»»

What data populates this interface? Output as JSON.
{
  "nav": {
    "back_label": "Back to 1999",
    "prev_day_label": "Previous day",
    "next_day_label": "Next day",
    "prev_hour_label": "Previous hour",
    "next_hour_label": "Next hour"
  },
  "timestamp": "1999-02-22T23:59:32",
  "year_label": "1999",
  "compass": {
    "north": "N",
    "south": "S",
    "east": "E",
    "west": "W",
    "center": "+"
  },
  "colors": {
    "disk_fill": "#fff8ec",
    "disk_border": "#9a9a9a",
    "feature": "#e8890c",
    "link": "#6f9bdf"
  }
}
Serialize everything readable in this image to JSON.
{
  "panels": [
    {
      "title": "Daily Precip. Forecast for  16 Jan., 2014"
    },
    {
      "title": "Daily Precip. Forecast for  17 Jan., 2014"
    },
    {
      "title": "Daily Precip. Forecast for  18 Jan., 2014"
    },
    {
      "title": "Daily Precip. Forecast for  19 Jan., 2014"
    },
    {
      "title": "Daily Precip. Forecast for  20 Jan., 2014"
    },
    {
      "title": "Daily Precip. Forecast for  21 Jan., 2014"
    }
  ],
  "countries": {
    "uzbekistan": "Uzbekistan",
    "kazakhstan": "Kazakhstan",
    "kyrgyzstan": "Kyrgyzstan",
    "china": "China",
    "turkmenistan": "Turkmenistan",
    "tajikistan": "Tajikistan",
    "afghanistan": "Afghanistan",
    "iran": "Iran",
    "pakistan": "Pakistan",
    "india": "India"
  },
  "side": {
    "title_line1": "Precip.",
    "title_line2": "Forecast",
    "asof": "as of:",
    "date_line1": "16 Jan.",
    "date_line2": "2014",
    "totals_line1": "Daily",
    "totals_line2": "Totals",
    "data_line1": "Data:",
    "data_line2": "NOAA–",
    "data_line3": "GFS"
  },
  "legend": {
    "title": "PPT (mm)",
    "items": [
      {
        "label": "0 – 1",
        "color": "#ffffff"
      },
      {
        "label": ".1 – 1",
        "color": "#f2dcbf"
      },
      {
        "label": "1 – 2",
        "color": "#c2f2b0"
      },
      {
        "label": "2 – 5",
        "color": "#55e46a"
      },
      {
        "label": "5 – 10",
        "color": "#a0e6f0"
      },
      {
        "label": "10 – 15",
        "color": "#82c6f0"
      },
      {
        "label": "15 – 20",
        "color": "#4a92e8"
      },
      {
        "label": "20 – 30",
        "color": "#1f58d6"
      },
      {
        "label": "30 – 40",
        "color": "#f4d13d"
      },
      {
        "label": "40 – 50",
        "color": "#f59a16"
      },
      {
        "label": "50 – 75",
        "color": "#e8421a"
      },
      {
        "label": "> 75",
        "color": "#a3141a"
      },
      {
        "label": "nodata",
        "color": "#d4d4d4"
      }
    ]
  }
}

««

YOUR TASK: Word for word, write out all of the data above.

FULL ANSWER:
What data populates this interface? Output as JSON.
{
  "nav": {
    "back_label": "Back to 1999",
    "prev_day_label": "Previous day",
    "next_day_label": "Next day",
    "prev_hour_label": "Previous hour",
    "next_hour_label": "Next hour"
  },
  "timestamp": "1999-02-22T23:59:32",
  "year_label": "1999",
  "compass": {
    "north": "N",
    "south": "S",
    "east": "E",
    "west": "W",
    "center": "+"
  },
  "colors": {
    "disk_fill": "#fff8ec",
    "disk_border": "#9a9a9a",
    "feature": "#e8890c",
    "link": "#6f9bdf"
  }
}
Serialize everything readable in this image to JSON.
{
  "panels": [
    {
      "title": "Daily Precip. Forecast for  16 Jan., 2014"
    },
    {
      "title": "Daily Precip. Forecast for  17 Jan., 2014"
    },
    {
      "title": "Daily Precip. Forecast for  18 Jan., 2014"
    },
    {
      "title": "Daily Precip. Forecast for  19 Jan., 2014"
    },
    {
      "title": "Daily Precip. Forecast for  20 Jan., 2014"
    },
    {
      "title": "Daily Precip. Forecast for  21 Jan., 2014"
    }
  ],
  "countries": {
    "uzbekistan": "Uzbekistan",
    "kazakhstan": "Kazakhstan",
    "kyrgyzstan": "Kyrgyzstan",
    "china": "China",
    "turkmenistan": "Turkmenistan",
    "tajikistan": "Tajikistan",
    "afghanistan": "Afghanistan",
    "iran": "Iran",
    "pakistan": "Pakistan",
    "india": "India"
  },
  "side": {
    "title_line1": "Precip.",
    "title_line2": "Forecast",
    "asof": "as of:",
    "date_line1": "16 Jan.",
    "date_line2": "2014",
    "totals_line1": "Daily",
    "totals_line2": "Totals",
    "data_line1": "Data:",
    "data_line2": "NOAA–",
    "data_line3": "GFS"
  },
  "legend": {
    "title": "PPT (mm)",
    "items": [
      {
        "label": "0 – 1",
        "color": "#ffffff"
      },
      {
        "label": ".1 – 1",
        "color": "#f2dcbf"
      },
      {
        "label": "1 – 2",
        "color": "#c2f2b0"
      },
      {
        "label": "2 – 5",
        "color": "#55e46a"
      },
      {
        "label": "5 – 10",
        "color": "#a0e6f0"
      },
      {
        "label": "10 – 15",
        "color": "#82c6f0"
      },
      {
        "label": "15 – 20",
        "color": "#4a92e8"
      },
      {
        "label": "20 – 30",
        "color": "#1f58d6"
      },
      {
        "label": "30 – 40",
        "color": "#f4d13d"
      },
      {
        "label": "40 – 50",
        "color": "#f59a16"
      },
      {
        "label": "50 – 75",
        "color": "#e8421a"
      },
      {
        "label": "> 75",
        "color": "#a3141a"
      },
      {
        "label": "nodata",
        "color": "#d4d4d4"
      }
    ]
  }
}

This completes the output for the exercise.